§ What is required
Work out how many lines in the listing below include the word "JSON"; answer with the number alone.
----- Rows
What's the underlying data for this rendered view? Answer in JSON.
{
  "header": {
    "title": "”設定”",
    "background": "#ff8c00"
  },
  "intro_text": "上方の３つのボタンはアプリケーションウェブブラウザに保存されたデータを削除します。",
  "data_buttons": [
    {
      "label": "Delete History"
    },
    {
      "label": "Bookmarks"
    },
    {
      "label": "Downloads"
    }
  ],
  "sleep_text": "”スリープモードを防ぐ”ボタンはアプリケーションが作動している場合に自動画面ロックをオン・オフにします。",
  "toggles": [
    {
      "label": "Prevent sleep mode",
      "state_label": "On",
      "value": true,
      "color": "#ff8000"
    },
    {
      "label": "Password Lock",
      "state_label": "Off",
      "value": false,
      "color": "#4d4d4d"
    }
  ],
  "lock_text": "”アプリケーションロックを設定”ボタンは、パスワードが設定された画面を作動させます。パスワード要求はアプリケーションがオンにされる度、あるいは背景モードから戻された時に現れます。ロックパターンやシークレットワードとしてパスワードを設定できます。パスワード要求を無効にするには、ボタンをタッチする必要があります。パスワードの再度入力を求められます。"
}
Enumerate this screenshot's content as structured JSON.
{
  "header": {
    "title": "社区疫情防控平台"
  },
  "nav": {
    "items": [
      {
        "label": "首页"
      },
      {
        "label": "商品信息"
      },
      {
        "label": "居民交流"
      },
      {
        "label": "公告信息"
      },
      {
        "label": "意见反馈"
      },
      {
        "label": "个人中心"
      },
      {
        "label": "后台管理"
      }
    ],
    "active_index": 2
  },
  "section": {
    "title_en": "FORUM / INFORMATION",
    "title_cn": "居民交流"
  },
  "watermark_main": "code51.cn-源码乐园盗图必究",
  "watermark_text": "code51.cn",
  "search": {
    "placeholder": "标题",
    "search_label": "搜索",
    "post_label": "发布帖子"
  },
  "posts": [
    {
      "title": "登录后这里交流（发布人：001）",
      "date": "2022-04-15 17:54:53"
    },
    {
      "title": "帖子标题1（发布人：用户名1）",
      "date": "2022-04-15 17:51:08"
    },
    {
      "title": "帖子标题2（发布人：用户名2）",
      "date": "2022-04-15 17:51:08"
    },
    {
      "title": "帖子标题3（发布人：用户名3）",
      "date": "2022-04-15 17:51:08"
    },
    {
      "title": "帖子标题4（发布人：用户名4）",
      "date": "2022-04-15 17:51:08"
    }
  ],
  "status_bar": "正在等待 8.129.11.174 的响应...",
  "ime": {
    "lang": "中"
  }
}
----------
§ Exercise output
2